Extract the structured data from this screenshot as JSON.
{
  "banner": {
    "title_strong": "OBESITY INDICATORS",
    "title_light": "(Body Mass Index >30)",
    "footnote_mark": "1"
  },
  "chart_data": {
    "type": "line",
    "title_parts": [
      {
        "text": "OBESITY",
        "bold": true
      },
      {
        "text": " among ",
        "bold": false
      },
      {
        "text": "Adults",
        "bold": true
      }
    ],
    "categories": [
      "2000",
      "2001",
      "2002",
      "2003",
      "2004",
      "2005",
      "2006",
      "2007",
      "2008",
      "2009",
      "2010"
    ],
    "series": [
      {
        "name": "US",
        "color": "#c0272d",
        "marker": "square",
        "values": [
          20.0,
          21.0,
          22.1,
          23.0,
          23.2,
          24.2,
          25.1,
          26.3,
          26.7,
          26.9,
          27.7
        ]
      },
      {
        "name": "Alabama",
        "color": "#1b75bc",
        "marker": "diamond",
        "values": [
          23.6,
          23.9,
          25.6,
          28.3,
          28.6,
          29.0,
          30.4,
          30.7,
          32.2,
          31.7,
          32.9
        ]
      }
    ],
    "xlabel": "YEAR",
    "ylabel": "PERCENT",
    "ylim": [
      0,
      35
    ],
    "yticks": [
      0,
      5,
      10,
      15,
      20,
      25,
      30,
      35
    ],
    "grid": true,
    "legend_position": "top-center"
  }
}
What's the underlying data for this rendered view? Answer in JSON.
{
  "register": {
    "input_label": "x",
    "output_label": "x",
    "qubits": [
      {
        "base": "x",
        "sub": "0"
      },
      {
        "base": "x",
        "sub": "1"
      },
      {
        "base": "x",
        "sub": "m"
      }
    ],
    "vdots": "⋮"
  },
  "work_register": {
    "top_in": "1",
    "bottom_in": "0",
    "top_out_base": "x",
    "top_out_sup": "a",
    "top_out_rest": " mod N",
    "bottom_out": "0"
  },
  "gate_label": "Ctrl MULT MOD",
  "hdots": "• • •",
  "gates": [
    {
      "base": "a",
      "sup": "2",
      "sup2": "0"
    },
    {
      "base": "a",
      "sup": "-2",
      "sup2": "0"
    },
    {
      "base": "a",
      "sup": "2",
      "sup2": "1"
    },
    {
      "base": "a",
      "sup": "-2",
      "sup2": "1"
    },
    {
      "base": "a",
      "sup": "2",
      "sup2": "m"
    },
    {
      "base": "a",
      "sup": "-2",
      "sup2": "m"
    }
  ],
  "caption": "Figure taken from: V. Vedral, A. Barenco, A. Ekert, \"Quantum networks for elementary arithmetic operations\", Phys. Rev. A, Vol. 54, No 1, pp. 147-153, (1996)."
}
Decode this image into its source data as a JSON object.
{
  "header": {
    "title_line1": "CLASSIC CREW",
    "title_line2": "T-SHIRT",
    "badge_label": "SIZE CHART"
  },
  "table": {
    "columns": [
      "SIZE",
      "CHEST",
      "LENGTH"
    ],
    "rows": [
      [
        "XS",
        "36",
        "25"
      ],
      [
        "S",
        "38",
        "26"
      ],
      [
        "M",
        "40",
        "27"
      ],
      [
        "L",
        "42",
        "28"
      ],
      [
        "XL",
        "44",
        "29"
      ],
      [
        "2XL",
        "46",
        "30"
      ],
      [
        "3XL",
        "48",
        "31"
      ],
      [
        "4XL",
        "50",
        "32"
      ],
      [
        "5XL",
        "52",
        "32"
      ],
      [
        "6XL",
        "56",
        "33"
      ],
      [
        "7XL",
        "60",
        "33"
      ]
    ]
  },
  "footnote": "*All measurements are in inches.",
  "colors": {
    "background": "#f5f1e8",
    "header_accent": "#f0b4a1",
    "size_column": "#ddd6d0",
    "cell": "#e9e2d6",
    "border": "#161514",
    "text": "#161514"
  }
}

——————

> **The exercise**: Return every entry verbatim.

> **Task answer**:
Extract the structured data from this screenshot as JSON.
{
  "banner": {
    "title_strong": "OBESITY INDICATORS",
    "title_light": "(Body Mass Index >30)",
    "footnote_mark": "1"
  },
  "chart_data": {
    "type": "line",
    "title_parts": [
      {
        "text": "OBESITY",
        "bold": true
      },
      {
        "text": " among ",
        "bold": false
      },
      {
        "text": "Adults",
        "bold": true
      }
    ],
    "categories": [
      "2000",
      "2001",
      "2002",
      "2003",
      "2004",
      "2005",
      "2006",
      "2007",
      "2008",
      "2009",
      "2010"
    ],
    "series": [
      {
        "name": "US",
        "color": "#c0272d",
        "marker": "square",
        "values": [
          20.0,
          21.0,
          22.1,
          23.0,
          23.2,
          24.2,
          25.1,
          26.3,
          26.7,
          26.9,
          27.7
        ]
      },
      {
        "name": "Alabama",
        "color": "#1b75bc",
        "marker": "diamond",
        "values": [
          23.6,
          23.9,
          25.6,
          28.3,
          28.6,
          29.0,
          30.4,
          30.7,
          32.2,
          31.7,
          32.9
        ]
      }
    ],
    "xlabel": "YEAR",
    "ylabel": "PERCENT",
    "ylim": [
      0,
      35
    ],
    "yticks": [
      0,
      5,
      10,
      15,
      20,
      25,
      30,
      35
    ],
    "grid": true,
    "legend_position": "top-center"
  }
}
What's the underlying data for this rendered view? Answer in JSON.
{
  "register": {
    "input_label": "x",
    "output_label": "x",
    "qubits": [
      {
        "base": "x",
        "sub": "0"
      },
      {
        "base": "x",
        "sub": "1"
      },
      {
        "base": "x",
        "sub": "m"
      }
    ],
    "vdots": "⋮"
  },
  "work_register": {
    "top_in": "1",
    "bottom_in": "0",
    "top_out_base": "x",
    "top_out_sup": "a",
    "top_out_rest": " mod N",
    "bottom_out": "0"
  },
  "gate_label": "Ctrl MULT MOD",
  "hdots": "• • •",
  "gates": [
    {
      "base": "a",
      "sup": "2",
      "sup2": "0"
    },
    {
      "base": "a",
      "sup": "-2",
      "sup2": "0"
    },
    {
      "base": "a",
      "sup": "2",
      "sup2": "1"
    },
    {
      "base": "a",
      "sup": "-2",
      "sup2": "1"
    },
    {
      "base": "a",
      "sup": "2",
      "sup2": "m"
    },
    {
      "base": "a",
      "sup": "-2",
      "sup2": "m"
    }
  ],
  "caption": "Figure taken from: V. Vedral, A. Barenco, A. Ekert, \"Quantum networks for elementary arithmetic operations\", Phys. Rev. A, Vol. 54, No 1, pp. 147-153, (1996)."
}
Decode this image into its source data as a JSON object.
{
  "header": {
    "title_line1": "CLASSIC CREW",
    "title_line2": "T-SHIRT",
    "badge_label": "SIZE CHART"
  },
  "table": {
    "columns": [
      "SIZE",
      "CHEST",
      "LENGTH"
    ],
    "rows": [
      [
        "XS",
        "36",
        "25"
      ],
      [
        "S",
        "38",
        "26"
      ],
      [
        "M",
        "40",
        "27"
      ],
      [
        "L",
        "42",
        "28"
      ],
      [
        "XL",
        "44",
        "29"
      ],
      [
        "2XL",
        "46",
        "30"
      ],
      [
        "3XL",
        "48",
        "31"
      ],
      [
        "4XL",
        "50",
        "32"
      ],
      [
        "5XL",
        "52",
        "32"
      ],
      [
        "6XL",
        "56",
        "33"
      ],
      [
        "7XL",
        "60",
        "33"
      ]
    ]
  },
  "footnote": "*All measurements are in inches.",
  "colors": {
    "background": "#f5f1e8",
    "header_accent": "#f0b4a1",
    "size_column": "#ddd6d0",
    "cell": "#e9e2d6",
    "border": "#161514",
    "text": "#161514"
  }
}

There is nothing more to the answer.